**PROBLEM REQUIREMENTS:**
Reproduce the RMDP report starting at "# Relational Markov" and ending at "for population-scale simulations.", substituting "relational MDPs" for each occurrence of "RMDPs".

**DOCUMENT SEGMENT:**
# Relational Markov Decision Processes: Theory and Implementation for DDCM

> **Abstract**: This report presents a comprehensive overview of Relational Markov Decision Processes (RMDPs) and their practical application to the Dynamic Discrete Choice Model (DDCM) for activity-based travel demand modeling. We bridge the theoretical foundations from Boutilier et al.'s seminal work on Symbolic Dynamic Programming with a practical GPU-accelerated implementation that achieves ~20,000× speedup for population-scale simulations.

---

## 1. Introduction: The Curse of Dimensionality in Standard MDPs

In a standard Markov Decision Process (MDP), you must explicitly enumerate every possible state and action. For travel demand modeling, this creates a fundamental scaling problem:

**Example**: For a logistics or travel problem with 144 zones, if each agent has a unique (home, work) configuration:
- **Unique graphs needed**: 144 × 144 = 20,736 graphs
- **Graph build time**: ~55 seconds each
- **Total time**: 20,736 × 55s ≈ **316 hours (13 days)**

This exponential explosion—the "curse of dimensionality"—makes standard MDPs impractical for real-world applications involving many locations, agents, or time periods.

---

## 2. Theoretical Foundations of RMDPs

### 2.1 From Propositional to First-Order Logic

RMDPs solve the dimensionality problem by borrowing ideas from **First-Order Logic (FOL)**. Instead of a flat list of states, RMDPs describe the world using:

| Component | Description | Example |
|-----------|-------------|---------|
| **Objects & Classes** | General categories rather than specific individuals | `Box`, `Truck`, `City`, `Zone` |
| **Relations (Fluents)** | Predicates describing state that change over time | `On(box, truck)`, `In(truck, city)` |
| **Action Schemas** | Templates that apply to any objects | `drive(truck, city_a, city_b)` |

### 2.2 The Power of Quantifiers

First-Order Logic provides two quantifiers that enable abstraction:

- **Universal Quantifier (∀)**: "For all"

**RECORD EXTRACTS:**
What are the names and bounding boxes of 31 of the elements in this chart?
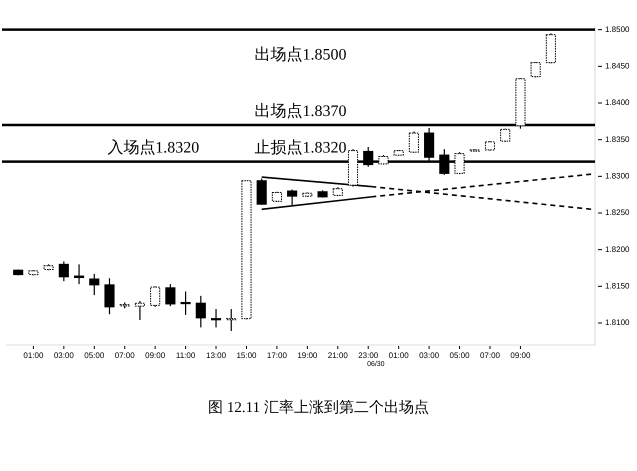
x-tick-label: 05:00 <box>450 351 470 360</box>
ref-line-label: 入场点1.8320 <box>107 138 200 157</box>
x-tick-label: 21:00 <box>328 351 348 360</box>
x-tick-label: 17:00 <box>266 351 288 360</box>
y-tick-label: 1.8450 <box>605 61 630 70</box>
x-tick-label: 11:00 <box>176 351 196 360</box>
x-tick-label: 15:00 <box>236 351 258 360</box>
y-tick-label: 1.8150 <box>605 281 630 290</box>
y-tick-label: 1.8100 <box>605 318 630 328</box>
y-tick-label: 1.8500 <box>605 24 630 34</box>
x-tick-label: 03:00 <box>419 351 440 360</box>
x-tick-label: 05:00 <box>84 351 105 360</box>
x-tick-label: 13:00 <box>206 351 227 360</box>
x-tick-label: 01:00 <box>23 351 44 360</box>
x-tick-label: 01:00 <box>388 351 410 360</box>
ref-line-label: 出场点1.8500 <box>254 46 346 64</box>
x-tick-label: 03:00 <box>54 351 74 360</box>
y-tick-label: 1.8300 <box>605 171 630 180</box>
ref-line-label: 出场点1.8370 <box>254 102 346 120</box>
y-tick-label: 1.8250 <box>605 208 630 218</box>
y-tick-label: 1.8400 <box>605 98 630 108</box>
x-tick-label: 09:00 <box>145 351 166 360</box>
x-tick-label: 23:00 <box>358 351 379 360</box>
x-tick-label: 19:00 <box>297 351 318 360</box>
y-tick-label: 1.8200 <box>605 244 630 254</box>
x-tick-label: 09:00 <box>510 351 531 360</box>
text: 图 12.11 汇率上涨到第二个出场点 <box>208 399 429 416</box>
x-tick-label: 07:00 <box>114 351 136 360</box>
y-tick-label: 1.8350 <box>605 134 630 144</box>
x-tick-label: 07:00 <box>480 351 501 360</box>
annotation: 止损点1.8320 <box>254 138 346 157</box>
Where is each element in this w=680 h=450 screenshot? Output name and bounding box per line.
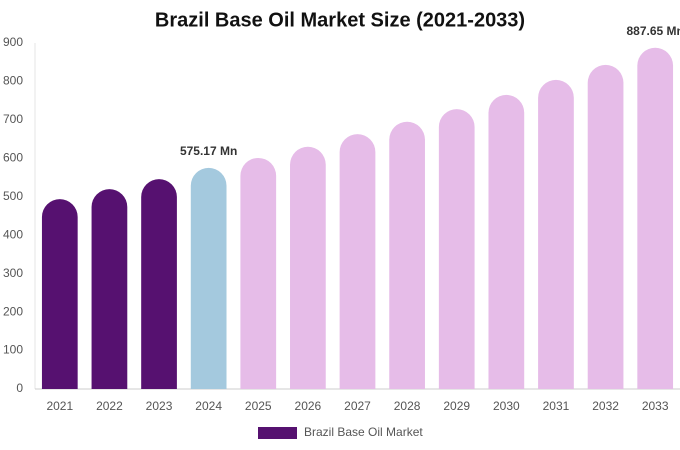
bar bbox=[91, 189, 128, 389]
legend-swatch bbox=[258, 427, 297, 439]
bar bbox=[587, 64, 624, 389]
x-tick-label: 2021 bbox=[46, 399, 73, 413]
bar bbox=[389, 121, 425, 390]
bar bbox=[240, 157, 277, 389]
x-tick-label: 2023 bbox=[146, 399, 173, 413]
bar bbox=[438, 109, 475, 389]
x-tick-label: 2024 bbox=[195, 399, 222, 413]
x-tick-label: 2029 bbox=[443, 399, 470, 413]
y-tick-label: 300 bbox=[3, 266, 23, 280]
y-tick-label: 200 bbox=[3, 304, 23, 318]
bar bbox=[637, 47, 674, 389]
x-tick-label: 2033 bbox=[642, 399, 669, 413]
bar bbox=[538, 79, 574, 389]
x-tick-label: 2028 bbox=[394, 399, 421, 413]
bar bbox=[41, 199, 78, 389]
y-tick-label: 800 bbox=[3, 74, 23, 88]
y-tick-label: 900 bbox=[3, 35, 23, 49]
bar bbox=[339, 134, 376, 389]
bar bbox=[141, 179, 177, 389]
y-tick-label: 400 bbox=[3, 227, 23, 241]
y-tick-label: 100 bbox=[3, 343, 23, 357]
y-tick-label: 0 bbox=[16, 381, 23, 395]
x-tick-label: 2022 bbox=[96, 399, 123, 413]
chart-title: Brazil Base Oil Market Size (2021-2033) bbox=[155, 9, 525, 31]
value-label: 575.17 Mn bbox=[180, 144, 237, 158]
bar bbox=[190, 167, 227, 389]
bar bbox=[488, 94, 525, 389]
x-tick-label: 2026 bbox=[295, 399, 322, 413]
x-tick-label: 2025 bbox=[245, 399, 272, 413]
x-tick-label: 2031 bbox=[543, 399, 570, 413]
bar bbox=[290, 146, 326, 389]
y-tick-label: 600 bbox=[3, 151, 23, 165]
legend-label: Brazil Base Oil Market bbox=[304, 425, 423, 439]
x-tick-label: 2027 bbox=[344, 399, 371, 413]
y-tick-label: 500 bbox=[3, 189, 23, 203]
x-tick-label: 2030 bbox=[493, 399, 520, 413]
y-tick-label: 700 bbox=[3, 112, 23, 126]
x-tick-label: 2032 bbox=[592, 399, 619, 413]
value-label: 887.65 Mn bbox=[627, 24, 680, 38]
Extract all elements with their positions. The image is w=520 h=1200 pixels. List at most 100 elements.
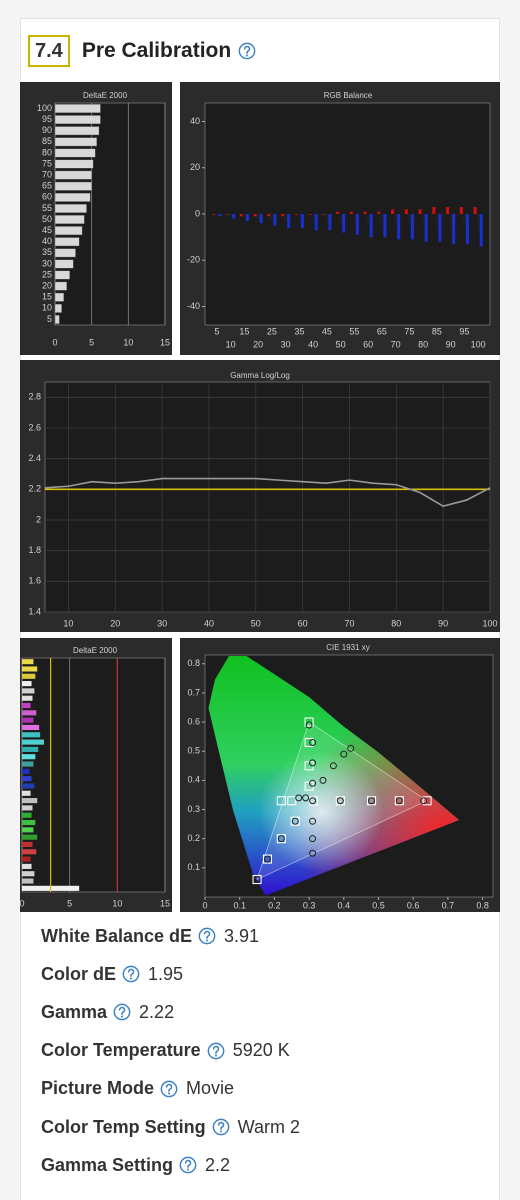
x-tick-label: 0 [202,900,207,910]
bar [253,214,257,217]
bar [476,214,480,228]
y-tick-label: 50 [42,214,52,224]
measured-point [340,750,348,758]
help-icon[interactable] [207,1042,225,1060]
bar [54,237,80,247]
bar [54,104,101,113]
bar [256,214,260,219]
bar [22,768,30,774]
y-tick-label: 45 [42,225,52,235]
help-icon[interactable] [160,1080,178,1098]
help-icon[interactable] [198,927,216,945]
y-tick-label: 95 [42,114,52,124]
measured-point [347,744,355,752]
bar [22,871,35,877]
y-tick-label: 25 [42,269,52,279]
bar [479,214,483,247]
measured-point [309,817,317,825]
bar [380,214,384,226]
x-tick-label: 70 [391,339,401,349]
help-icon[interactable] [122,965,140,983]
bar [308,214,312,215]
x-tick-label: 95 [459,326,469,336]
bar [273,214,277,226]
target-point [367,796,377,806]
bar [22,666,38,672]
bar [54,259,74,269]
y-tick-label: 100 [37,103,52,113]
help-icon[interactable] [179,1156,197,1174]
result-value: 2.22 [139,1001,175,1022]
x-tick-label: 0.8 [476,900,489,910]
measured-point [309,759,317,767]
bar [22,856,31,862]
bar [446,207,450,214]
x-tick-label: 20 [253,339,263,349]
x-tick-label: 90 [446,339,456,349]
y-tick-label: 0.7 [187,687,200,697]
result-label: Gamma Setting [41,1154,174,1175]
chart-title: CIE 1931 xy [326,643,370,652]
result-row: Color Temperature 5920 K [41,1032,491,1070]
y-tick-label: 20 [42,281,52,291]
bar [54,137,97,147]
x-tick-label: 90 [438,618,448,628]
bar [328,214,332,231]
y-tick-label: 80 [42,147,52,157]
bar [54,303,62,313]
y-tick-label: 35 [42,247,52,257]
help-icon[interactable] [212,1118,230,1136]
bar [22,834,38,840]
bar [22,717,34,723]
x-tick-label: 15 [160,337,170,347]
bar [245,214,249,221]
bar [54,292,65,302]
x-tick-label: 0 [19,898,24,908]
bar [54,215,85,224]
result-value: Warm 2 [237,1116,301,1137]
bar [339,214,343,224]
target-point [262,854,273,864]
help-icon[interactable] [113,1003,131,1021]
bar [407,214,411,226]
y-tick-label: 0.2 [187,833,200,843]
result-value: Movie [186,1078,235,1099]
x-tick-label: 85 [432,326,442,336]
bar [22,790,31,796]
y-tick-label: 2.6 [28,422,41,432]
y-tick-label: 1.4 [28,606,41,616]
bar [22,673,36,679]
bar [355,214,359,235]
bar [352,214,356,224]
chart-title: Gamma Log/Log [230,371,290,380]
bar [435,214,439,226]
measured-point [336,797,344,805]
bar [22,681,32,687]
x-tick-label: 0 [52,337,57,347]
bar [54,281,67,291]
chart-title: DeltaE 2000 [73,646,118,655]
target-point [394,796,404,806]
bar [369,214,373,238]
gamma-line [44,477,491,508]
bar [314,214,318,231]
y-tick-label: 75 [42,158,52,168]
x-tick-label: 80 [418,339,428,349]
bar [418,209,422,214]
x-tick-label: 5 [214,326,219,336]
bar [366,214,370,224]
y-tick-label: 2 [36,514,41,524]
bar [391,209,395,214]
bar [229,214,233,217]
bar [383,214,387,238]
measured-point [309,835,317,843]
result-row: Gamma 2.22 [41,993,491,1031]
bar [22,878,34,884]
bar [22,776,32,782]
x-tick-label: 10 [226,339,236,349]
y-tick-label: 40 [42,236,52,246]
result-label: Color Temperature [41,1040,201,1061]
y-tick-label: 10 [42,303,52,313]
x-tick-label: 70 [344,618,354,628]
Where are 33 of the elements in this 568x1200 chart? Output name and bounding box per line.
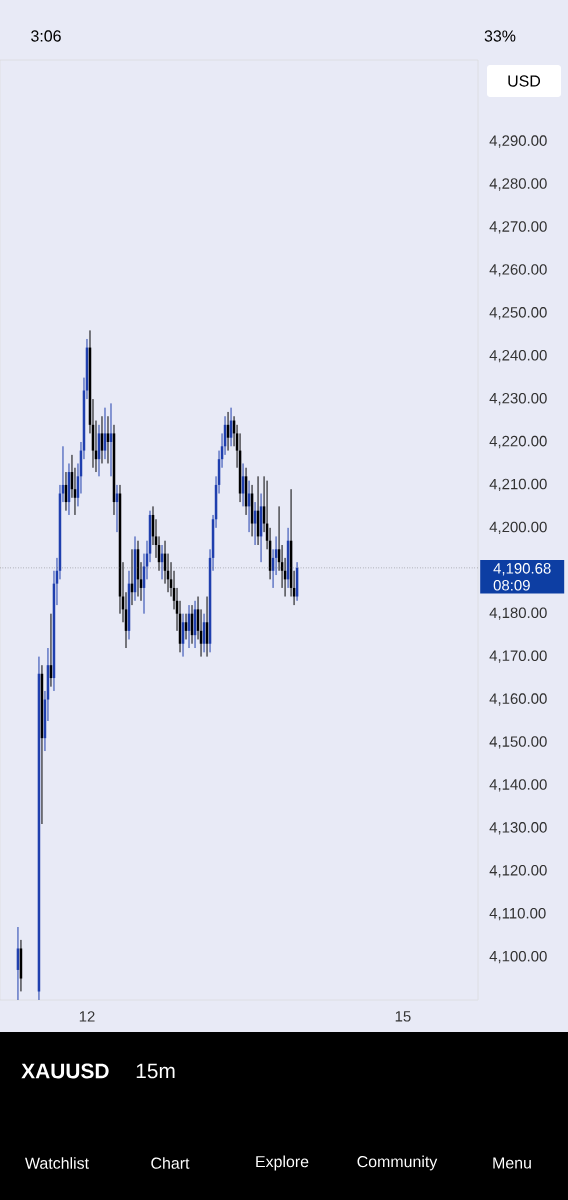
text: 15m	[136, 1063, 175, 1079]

**EXERCISE RESULT:**
# Relational Markov Decision Processes: Theory and Implementation for DDCM

> **Abstract**: This report presents a comprehensive overview of Relational Markov Decision Processes (relational MDPs) and their practical application to the Dynamic Discrete Choice Model (DDCM) for activity-based travel demand modeling. We bridge the theoretical foundations from Boutilier et al.'s seminal work on Symbolic Dynamic Programming with a practical GPU-accelerated implementation that achieves ~20,000× speedup for population-scale simulations.